What the task requires: Print out every line, exactly as written.

Data for processing:
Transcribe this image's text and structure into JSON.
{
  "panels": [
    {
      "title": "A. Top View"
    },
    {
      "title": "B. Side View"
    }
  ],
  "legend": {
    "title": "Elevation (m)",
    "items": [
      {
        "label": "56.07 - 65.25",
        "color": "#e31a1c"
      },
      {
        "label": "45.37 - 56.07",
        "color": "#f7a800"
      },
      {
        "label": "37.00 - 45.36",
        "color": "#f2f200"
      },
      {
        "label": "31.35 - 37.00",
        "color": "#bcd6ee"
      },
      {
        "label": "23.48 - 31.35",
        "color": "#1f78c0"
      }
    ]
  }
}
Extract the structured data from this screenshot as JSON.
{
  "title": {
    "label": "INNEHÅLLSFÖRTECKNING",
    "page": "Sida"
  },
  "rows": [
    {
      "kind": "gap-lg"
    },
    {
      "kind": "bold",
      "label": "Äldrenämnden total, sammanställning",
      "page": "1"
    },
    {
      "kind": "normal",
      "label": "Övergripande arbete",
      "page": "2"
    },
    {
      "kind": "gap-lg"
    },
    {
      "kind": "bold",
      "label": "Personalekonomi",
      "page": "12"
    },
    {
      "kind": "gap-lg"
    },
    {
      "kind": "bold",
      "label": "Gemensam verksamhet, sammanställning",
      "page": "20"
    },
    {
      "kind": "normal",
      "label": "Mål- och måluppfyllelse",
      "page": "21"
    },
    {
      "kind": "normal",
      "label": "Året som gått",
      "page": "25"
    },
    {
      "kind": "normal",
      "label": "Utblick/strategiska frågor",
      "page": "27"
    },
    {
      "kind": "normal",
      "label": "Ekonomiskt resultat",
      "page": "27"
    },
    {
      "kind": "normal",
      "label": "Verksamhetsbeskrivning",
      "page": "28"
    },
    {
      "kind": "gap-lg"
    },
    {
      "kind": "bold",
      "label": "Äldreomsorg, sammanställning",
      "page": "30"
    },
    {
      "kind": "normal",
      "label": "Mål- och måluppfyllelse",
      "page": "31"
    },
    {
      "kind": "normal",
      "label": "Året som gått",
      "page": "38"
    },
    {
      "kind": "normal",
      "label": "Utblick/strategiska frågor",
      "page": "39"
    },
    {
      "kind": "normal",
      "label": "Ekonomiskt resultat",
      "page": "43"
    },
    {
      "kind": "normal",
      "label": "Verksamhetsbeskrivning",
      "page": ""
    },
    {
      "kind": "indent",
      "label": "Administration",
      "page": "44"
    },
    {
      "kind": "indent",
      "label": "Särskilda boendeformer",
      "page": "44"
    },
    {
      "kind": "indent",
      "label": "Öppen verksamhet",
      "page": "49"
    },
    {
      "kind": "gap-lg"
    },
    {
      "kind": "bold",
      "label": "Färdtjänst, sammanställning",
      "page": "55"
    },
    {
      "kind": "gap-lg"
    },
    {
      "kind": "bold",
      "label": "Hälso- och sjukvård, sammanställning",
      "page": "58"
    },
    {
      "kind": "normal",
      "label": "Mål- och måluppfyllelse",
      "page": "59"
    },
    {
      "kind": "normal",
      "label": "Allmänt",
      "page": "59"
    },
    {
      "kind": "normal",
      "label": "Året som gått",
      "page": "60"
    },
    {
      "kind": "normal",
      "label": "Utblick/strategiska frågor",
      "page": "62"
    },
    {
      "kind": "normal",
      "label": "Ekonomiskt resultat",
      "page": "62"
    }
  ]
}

Response to the task:
Transcribe this image's text and structure into JSON.
{
  "panels": [
    {
      "title": "A. Top View"
    },
    {
      "title": "B. Side View"
    }
  ],
  "legend": {
    "title": "Elevation (m)",
    "items": [
      {
        "label": "56.07 - 65.25",
        "color": "#e31a1c"
      },
      {
        "label": "45.37 - 56.07",
        "color": "#f7a800"
      },
      {
        "label": "37.00 - 45.36",
        "color": "#f2f200"
      },
      {
        "label": "31.35 - 37.00",
        "color": "#bcd6ee"
      },
      {
        "label": "23.48 - 31.35",
        "color": "#1f78c0"
      }
    ]
  }
}
Extract the structured data from this screenshot as JSON.
{
  "title": {
    "label": "INNEHÅLLSFÖRTECKNING",
    "page": "Sida"
  },
  "rows": [
    {
      "kind": "gap-lg"
    },
    {
      "kind": "bold",
      "label": "Äldrenämnden total, sammanställning",
      "page": "1"
    },
    {
      "kind": "normal",
      "label": "Övergripande arbete",
      "page": "2"
    },
    {
      "kind": "gap-lg"
    },
    {
      "kind": "bold",
      "label": "Personalekonomi",
      "page": "12"
    },
    {
      "kind": "gap-lg"
    },
    {
      "kind": "bold",
      "label": "Gemensam verksamhet, sammanställning",
      "page": "20"
    },
    {
      "kind": "normal",
      "label": "Mål- och måluppfyllelse",
      "page": "21"
    },
    {
      "kind": "normal",
      "label": "Året som gått",
      "page": "25"
    },
    {
      "kind": "normal",
      "label": "Utblick/strategiska frågor",
      "page": "27"
    },
    {
      "kind": "normal",
      "label": "Ekonomiskt resultat",
      "page": "27"
    },
    {
      "kind": "normal",
      "label": "Verksamhetsbeskrivning",
      "page": "28"
    },
    {
      "kind": "gap-lg"
    },
    {
      "kind": "bold",
      "label": "Äldreomsorg, sammanställning",
      "page": "30"
    },
    {
      "kind": "normal",
      "label": "Mål- och måluppfyllelse",
      "page": "31"
    },
    {
      "kind": "normal",
      "label": "Året som gått",
      "page": "38"
    },
    {
      "kind": "normal",
      "label": "Utblick/strategiska frågor",
      "page": "39"
    },
    {
      "kind": "normal",
      "label": "Ekonomiskt resultat",
      "page": "43"
    },
    {
      "kind": "normal",
      "label": "Verksamhetsbeskrivning",
      "page": ""
    },
    {
      "kind": "indent",
      "label": "Administration",
      "page": "44"
    },
    {
      "kind": "indent",
      "label": "Särskilda boendeformer",
      "page": "44"
    },
    {
      "kind": "indent",
      "label": "Öppen verksamhet",
      "page": "49"
    },
    {
      "kind": "gap-lg"
    },
    {
      "kind": "bold",
      "label": "Färdtjänst, sammanställning",
      "page": "55"
    },
    {
      "kind": "gap-lg"
    },
    {
      "kind": "bold",
      "label": "Hälso- och sjukvård, sammanställning",
      "page": "58"
    },
    {
      "kind": "normal",
      "label": "Mål- och måluppfyllelse",
      "page": "59"
    },
    {
      "kind": "normal",
      "label": "Allmänt",
      "page": "59"
    },
    {
      "kind": "normal",
      "label": "Året som gått",
      "page": "60"
    },
    {
      "kind": "normal",
      "label": "Utblick/strategiska frågor",
      "page": "62"
    },
    {
      "kind": "normal",
      "label": "Ekonomiskt resultat",
      "page": "62"
    }
  ]
}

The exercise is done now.